→ **AIM**: Compute the number of lines that include the string "华南社会库存季节性", then output that number and nothing else.

→ **GIVEN INFORMATION**:
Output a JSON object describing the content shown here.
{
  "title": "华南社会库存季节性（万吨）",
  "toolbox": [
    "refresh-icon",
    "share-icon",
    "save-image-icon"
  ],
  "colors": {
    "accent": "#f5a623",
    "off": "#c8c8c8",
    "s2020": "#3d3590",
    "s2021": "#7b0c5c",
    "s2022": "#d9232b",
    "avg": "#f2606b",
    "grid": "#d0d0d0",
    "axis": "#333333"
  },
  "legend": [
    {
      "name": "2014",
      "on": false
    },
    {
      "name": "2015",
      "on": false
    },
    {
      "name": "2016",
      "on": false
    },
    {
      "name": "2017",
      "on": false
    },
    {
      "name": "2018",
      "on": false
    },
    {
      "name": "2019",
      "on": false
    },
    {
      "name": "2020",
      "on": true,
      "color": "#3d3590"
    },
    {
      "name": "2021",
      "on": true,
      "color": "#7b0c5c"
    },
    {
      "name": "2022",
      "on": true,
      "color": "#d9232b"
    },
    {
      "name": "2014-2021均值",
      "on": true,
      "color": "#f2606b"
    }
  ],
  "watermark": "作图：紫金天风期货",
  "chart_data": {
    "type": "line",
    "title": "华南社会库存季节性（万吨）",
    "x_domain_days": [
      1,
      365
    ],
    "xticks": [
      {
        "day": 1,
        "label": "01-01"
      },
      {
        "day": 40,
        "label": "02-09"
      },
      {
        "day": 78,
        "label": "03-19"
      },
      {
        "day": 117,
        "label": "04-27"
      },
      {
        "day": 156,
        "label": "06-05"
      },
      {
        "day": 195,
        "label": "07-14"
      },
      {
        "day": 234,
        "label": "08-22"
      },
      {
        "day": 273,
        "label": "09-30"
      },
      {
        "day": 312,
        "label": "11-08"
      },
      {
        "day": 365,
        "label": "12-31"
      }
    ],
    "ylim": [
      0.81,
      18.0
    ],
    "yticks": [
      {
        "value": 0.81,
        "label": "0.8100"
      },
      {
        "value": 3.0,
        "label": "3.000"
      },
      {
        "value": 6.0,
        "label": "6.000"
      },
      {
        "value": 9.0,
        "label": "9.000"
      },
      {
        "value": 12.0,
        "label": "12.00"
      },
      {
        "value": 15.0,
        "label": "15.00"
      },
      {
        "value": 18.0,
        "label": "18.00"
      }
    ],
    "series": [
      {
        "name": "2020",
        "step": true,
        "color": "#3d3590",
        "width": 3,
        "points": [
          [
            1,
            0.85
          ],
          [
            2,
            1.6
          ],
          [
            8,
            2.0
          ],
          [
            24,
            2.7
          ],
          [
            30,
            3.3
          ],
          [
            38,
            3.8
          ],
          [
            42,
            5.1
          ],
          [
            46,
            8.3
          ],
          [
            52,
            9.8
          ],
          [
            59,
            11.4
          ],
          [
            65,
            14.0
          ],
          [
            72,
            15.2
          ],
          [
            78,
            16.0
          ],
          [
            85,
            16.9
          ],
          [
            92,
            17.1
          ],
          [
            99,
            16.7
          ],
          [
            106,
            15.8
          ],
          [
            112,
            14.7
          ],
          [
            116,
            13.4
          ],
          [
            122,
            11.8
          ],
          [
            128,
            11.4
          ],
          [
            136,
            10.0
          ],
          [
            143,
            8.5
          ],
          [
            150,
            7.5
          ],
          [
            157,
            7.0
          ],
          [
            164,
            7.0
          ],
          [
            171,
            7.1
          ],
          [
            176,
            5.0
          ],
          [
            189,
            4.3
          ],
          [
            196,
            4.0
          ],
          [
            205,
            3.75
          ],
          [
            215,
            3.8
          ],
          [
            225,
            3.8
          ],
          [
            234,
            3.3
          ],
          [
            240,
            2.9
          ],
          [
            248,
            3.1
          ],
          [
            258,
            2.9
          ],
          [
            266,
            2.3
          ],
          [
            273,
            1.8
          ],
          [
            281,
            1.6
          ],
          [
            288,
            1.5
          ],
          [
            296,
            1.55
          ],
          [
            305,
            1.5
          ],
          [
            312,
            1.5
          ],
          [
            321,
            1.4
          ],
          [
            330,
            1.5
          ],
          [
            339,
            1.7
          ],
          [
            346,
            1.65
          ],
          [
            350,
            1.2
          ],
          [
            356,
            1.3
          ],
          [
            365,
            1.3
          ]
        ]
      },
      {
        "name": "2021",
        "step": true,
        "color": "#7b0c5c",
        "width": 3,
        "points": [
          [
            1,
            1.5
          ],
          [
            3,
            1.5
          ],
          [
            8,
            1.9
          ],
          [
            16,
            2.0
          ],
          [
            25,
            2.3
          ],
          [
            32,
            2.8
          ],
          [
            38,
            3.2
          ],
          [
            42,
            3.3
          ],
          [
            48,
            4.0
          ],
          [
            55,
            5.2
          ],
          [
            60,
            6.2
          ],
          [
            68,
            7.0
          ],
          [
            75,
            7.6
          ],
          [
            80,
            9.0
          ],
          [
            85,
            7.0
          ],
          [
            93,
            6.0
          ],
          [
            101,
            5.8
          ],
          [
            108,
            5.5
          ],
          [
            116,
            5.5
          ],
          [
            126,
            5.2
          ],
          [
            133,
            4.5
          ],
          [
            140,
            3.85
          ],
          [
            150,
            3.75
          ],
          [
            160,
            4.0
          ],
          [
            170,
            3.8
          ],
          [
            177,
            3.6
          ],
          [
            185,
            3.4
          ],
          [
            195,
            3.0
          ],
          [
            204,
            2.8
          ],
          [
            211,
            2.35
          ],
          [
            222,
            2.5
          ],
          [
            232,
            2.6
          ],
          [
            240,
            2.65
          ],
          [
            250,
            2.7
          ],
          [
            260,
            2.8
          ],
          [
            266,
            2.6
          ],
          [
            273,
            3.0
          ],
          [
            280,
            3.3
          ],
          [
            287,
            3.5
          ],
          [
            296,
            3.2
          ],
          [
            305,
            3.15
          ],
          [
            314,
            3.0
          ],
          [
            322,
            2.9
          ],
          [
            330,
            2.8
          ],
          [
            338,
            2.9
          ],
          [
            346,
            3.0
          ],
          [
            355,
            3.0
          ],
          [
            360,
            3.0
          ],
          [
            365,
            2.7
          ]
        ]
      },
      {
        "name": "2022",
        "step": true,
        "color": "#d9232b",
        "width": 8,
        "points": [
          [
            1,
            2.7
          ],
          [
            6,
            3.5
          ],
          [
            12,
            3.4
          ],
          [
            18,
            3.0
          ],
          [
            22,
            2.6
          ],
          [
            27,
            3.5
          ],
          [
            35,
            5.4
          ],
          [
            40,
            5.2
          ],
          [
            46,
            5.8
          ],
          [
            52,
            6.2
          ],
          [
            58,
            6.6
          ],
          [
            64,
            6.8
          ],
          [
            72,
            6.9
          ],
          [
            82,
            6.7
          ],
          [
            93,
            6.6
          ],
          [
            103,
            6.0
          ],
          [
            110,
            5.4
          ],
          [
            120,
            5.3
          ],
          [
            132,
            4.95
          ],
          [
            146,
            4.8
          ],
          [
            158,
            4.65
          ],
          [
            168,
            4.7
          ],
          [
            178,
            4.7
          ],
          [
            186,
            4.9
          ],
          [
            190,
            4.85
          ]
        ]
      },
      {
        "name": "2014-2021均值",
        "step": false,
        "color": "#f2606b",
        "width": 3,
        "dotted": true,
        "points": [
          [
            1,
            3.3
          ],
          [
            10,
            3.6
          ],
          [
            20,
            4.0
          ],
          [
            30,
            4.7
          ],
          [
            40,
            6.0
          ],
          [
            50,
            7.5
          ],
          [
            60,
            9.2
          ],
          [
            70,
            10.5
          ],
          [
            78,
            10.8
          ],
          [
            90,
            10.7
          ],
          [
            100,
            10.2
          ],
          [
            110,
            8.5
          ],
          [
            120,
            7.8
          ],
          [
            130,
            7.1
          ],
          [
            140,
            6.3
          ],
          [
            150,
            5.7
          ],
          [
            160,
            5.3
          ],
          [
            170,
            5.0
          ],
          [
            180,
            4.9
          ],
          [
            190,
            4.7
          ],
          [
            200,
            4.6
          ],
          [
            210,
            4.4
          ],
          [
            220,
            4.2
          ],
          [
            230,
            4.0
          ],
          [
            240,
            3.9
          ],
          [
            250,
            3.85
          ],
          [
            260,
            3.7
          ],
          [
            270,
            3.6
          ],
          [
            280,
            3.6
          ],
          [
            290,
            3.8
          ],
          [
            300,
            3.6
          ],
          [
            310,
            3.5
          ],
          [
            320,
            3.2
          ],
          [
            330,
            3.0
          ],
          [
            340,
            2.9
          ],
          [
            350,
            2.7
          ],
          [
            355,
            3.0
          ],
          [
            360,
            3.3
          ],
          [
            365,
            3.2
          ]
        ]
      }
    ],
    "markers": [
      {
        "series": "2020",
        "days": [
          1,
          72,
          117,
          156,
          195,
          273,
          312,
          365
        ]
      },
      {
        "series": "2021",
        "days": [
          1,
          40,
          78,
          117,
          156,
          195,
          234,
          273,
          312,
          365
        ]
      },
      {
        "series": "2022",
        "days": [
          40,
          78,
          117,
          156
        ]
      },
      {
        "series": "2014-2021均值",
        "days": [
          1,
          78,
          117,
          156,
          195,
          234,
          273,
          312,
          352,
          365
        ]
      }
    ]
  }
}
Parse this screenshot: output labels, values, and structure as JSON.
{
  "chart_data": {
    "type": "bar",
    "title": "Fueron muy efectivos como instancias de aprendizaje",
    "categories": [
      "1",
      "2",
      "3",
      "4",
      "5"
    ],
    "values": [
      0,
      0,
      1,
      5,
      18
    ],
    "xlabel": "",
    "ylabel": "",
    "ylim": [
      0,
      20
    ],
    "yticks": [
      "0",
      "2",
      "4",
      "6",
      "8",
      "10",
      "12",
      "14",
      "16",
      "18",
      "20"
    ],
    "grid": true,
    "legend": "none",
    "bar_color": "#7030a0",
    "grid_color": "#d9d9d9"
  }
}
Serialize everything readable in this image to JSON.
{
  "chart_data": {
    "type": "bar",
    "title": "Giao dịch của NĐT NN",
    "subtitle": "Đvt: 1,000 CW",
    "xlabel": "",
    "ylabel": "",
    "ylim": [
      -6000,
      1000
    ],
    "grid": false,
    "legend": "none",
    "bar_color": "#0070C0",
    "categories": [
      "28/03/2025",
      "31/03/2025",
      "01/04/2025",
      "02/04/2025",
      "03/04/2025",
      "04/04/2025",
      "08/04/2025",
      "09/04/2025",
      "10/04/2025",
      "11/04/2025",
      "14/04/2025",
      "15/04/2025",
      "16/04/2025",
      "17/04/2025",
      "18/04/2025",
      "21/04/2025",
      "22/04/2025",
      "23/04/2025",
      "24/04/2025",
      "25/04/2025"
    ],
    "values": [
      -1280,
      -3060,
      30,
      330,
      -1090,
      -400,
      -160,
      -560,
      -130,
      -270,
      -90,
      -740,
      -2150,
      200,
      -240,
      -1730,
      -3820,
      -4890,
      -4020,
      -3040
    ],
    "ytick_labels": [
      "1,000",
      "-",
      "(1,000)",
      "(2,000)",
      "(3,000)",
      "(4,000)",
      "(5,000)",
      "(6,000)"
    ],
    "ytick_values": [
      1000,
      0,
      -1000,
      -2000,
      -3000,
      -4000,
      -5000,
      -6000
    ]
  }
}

→ **OUTPUT OF THE TASK**: 2